**Information given**

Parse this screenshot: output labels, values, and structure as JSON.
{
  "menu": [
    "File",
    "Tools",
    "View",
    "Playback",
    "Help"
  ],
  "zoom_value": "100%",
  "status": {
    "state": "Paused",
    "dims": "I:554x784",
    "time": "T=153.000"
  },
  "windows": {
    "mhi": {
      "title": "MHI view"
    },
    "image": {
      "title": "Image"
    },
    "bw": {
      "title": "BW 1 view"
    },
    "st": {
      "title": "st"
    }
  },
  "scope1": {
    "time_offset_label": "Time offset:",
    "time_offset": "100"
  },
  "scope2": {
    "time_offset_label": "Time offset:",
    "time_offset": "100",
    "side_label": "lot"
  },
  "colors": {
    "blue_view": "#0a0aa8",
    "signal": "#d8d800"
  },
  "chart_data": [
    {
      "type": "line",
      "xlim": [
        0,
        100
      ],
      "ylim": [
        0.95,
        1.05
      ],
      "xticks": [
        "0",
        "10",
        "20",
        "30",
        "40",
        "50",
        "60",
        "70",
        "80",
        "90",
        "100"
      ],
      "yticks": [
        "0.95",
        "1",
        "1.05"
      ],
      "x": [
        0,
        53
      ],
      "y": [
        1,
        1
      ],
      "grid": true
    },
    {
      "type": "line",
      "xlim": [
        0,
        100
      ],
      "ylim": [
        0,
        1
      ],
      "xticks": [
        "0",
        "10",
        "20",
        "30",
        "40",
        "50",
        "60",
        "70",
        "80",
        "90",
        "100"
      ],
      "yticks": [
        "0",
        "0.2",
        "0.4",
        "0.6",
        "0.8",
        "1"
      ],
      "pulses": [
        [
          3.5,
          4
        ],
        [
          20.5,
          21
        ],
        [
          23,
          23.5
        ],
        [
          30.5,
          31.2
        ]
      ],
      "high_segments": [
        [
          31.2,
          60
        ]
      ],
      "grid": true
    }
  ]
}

**Task directions**
Find each line with the string "title" and copy it out.

**Written response**
      "title": "MHI view"
      "title": "Image"
      "title": "BW 1 view"
      "title": "st"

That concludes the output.